§ **Task to complete**: Rewrite the data below with every "x-tick-label" swapped for "x-axis-tick", keeping everything else the same.

|---|

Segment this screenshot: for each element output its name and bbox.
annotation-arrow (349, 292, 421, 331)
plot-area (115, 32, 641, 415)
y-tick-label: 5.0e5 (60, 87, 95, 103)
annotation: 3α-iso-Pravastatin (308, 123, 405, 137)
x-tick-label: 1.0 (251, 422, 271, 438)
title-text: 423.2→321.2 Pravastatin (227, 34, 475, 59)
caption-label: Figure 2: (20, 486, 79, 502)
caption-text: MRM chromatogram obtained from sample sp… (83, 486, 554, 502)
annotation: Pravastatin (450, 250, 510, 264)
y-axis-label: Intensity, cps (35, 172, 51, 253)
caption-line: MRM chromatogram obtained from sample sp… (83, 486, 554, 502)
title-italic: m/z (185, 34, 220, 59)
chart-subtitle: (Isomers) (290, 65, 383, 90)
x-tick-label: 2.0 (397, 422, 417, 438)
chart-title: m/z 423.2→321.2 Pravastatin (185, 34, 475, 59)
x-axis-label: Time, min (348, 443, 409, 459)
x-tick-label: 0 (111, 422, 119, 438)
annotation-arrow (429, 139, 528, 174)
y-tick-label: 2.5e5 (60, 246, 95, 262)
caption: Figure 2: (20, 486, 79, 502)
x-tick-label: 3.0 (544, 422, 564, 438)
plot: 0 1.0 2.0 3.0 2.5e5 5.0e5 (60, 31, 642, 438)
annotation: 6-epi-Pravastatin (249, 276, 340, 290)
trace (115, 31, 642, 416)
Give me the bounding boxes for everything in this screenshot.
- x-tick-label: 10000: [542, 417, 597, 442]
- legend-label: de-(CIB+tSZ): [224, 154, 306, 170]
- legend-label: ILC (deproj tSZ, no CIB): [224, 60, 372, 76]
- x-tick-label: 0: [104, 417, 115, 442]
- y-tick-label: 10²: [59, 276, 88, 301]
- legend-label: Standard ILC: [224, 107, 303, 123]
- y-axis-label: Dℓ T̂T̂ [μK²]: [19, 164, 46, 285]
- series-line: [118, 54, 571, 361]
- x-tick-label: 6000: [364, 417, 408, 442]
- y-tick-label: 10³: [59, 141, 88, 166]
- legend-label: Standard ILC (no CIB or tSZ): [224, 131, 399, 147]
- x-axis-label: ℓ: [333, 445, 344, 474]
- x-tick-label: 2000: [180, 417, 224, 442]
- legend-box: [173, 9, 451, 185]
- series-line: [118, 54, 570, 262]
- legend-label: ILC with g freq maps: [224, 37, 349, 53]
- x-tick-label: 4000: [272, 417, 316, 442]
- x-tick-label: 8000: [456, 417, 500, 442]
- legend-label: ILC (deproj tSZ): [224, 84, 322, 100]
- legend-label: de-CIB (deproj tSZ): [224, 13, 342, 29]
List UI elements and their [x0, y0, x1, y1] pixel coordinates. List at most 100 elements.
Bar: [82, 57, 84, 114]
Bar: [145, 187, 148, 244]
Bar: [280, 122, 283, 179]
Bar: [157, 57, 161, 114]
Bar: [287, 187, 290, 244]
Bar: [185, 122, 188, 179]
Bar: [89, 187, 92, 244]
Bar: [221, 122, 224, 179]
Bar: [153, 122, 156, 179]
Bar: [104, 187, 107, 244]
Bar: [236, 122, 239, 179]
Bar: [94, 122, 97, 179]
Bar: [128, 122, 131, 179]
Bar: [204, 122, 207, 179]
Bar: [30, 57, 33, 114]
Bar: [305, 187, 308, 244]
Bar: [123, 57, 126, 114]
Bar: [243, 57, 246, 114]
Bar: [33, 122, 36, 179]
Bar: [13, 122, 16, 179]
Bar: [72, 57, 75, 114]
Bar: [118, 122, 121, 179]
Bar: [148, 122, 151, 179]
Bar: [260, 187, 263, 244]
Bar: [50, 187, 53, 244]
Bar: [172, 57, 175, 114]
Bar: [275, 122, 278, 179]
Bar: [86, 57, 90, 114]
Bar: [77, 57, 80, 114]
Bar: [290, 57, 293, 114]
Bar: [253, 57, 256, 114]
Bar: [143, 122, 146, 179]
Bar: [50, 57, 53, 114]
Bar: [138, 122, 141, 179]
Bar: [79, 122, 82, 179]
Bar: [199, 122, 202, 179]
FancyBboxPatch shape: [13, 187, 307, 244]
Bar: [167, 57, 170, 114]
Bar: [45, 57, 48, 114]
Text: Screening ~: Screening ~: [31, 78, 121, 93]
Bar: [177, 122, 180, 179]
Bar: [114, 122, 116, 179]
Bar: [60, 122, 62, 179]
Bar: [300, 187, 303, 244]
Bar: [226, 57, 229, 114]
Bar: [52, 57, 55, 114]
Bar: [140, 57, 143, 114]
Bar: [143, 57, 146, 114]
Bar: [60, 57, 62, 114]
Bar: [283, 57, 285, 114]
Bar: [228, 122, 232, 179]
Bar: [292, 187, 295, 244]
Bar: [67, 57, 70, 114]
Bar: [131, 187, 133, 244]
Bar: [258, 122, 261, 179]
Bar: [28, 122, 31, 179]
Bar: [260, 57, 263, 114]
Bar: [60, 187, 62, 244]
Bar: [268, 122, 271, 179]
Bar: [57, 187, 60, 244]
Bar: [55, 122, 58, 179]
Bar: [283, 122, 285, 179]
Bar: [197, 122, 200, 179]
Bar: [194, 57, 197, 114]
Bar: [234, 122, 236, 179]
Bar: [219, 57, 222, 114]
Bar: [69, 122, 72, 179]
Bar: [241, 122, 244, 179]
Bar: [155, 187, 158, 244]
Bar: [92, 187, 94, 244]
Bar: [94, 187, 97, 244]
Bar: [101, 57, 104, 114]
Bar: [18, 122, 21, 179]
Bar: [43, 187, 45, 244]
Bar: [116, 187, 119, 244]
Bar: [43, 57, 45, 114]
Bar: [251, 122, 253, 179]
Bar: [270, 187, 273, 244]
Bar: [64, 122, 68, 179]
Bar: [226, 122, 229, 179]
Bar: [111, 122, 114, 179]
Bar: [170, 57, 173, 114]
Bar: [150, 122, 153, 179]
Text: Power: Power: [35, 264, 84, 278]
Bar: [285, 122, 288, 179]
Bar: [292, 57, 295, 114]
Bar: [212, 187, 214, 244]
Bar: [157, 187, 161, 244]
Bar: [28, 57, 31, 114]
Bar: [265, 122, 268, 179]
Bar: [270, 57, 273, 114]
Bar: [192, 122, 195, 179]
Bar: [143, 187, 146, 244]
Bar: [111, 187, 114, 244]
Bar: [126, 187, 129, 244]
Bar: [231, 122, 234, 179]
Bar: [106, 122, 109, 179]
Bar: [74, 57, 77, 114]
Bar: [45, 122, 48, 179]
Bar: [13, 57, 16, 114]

|---|

§ **Task result**:
Segment this screenshot: for each element output its name and bbox.
annotation-arrow (349, 292, 421, 331)
plot-area (115, 32, 641, 415)
y-tick-label: 5.0e5 (60, 87, 95, 103)
annotation: 3α-iso-Pravastatin (308, 123, 405, 137)
x-axis-tick: 1.0 (251, 422, 271, 438)
title-text: 423.2→321.2 Pravastatin (227, 34, 475, 59)
caption-label: Figure 2: (20, 486, 79, 502)
caption-text: MRM chromatogram obtained from sample sp… (83, 486, 554, 502)
annotation: Pravastatin (450, 250, 510, 264)
y-axis-label: Intensity, cps (35, 172, 51, 253)
caption-line: MRM chromatogram obtained from sample sp… (83, 486, 554, 502)
title-italic: m/z (185, 34, 220, 59)
chart-subtitle: (Isomers) (290, 65, 383, 90)
x-axis-tick: 2.0 (397, 422, 417, 438)
chart-title: m/z 423.2→321.2 Pravastatin (185, 34, 475, 59)
x-axis-label: Time, min (348, 443, 409, 459)
x-axis-tick: 0 (111, 422, 119, 438)
annotation-arrow (429, 139, 528, 174)
y-tick-label: 2.5e5 (60, 246, 95, 262)
caption: Figure 2: (20, 486, 79, 502)
x-axis-tick: 3.0 (544, 422, 564, 438)
plot: 0 1.0 2.0 3.0 2.5e5 5.0e5 (60, 31, 642, 438)
annotation: 6-epi-Pravastatin (249, 276, 340, 290)
trace (115, 31, 642, 416)
Give me the bounding boxes for everything in this screenshot.
- x-axis-tick: 10000: [542, 417, 597, 442]
- legend-label: de-(CIB+tSZ): [224, 154, 306, 170]
- legend-label: ILC (deproj tSZ, no CIB): [224, 60, 372, 76]
- x-axis-tick: 0: [104, 417, 115, 442]
- y-tick-label: 10²: [59, 276, 88, 301]
- legend-label: Standard ILC: [224, 107, 303, 123]
- y-axis-label: Dℓ T̂T̂ [μK²]: [19, 164, 46, 285]
- series-line: [118, 54, 571, 361]
- x-axis-tick: 6000: [364, 417, 408, 442]
- y-tick-label: 10³: [59, 141, 88, 166]
- legend-label: Standard ILC (no CIB or tSZ): [224, 131, 399, 147]
- x-axis-label: ℓ: [333, 445, 344, 474]
- x-axis-tick: 2000: [180, 417, 224, 442]
- legend-box: [173, 9, 451, 185]
- series-line: [118, 54, 570, 262]
- legend-label: ILC with g freq maps: [224, 37, 349, 53]
- x-axis-tick: 4000: [272, 417, 316, 442]
- x-axis-tick: 8000: [456, 417, 500, 442]
- legend-label: ILC (deproj tSZ): [224, 84, 322, 100]
- legend-label: de-CIB (deproj tSZ): [224, 13, 342, 29]
List UI elements and their [x0, y0, x1, y1] pixel coordinates. List at most 100 elements.
Bar: [82, 57, 84, 114]
Bar: [145, 187, 148, 244]
Bar: [280, 122, 283, 179]
Bar: [157, 57, 161, 114]
Bar: [287, 187, 290, 244]
Bar: [185, 122, 188, 179]
Bar: [89, 187, 92, 244]
Bar: [221, 122, 224, 179]
Bar: [153, 122, 156, 179]
Bar: [104, 187, 107, 244]
Bar: [236, 122, 239, 179]
Bar: [94, 122, 97, 179]
Bar: [128, 122, 131, 179]
Bar: [204, 122, 207, 179]
Bar: [30, 57, 33, 114]
Bar: [305, 187, 308, 244]
Bar: [123, 57, 126, 114]
Bar: [243, 57, 246, 114]
Bar: [33, 122, 36, 179]
Bar: [13, 122, 16, 179]
Bar: [72, 57, 75, 114]
Bar: [118, 122, 121, 179]
Bar: [148, 122, 151, 179]
Bar: [260, 187, 263, 244]
Bar: [50, 187, 53, 244]
Bar: [172, 57, 175, 114]
Bar: [275, 122, 278, 179]
Bar: [86, 57, 90, 114]
Bar: [77, 57, 80, 114]
Bar: [290, 57, 293, 114]
Bar: [253, 57, 256, 114]
Bar: [143, 122, 146, 179]
Bar: [50, 57, 53, 114]
Bar: [138, 122, 141, 179]
Bar: [79, 122, 82, 179]
Bar: [199, 122, 202, 179]
FancyBboxPatch shape: [13, 187, 307, 244]
Bar: [167, 57, 170, 114]
Bar: [45, 57, 48, 114]
Text: Screening ~: Screening ~: [31, 78, 121, 93]
Bar: [177, 122, 180, 179]
Bar: [114, 122, 116, 179]
Bar: [60, 122, 62, 179]
Bar: [300, 187, 303, 244]
Bar: [226, 57, 229, 114]
Bar: [52, 57, 55, 114]
Bar: [140, 57, 143, 114]
Bar: [143, 57, 146, 114]
Bar: [60, 57, 62, 114]
Bar: [283, 57, 285, 114]
Bar: [228, 122, 232, 179]
Bar: [292, 187, 295, 244]
Bar: [67, 57, 70, 114]
Bar: [131, 187, 133, 244]
Bar: [258, 122, 261, 179]
Bar: [28, 122, 31, 179]
Bar: [260, 57, 263, 114]
Bar: [60, 187, 62, 244]
Bar: [268, 122, 271, 179]
Bar: [57, 187, 60, 244]
Bar: [55, 122, 58, 179]
Bar: [283, 122, 285, 179]
Bar: [197, 122, 200, 179]
Bar: [194, 57, 197, 114]
Bar: [234, 122, 236, 179]
Bar: [219, 57, 222, 114]
Bar: [69, 122, 72, 179]
Bar: [241, 122, 244, 179]
Bar: [155, 187, 158, 244]
Bar: [92, 187, 94, 244]
Bar: [94, 187, 97, 244]
Bar: [101, 57, 104, 114]
Bar: [18, 122, 21, 179]
Bar: [43, 187, 45, 244]
Bar: [116, 187, 119, 244]
Bar: [43, 57, 45, 114]
Bar: [251, 122, 253, 179]
Bar: [270, 187, 273, 244]
Bar: [64, 122, 68, 179]
Bar: [226, 122, 229, 179]
Bar: [111, 122, 114, 179]
Bar: [170, 57, 173, 114]
Bar: [150, 122, 153, 179]
Text: Power: Power: [35, 264, 84, 278]
Bar: [285, 122, 288, 179]
Bar: [292, 57, 295, 114]
Bar: [212, 187, 214, 244]
Bar: [157, 187, 161, 244]
Bar: [28, 57, 31, 114]
Bar: [265, 122, 268, 179]
Bar: [270, 57, 273, 114]
Bar: [192, 122, 195, 179]
Bar: [143, 187, 146, 244]
Bar: [111, 187, 114, 244]
Bar: [126, 187, 129, 244]
Bar: [231, 122, 234, 179]
Bar: [106, 122, 109, 179]
Bar: [74, 57, 77, 114]
Bar: [45, 122, 48, 179]
Bar: [13, 57, 16, 114]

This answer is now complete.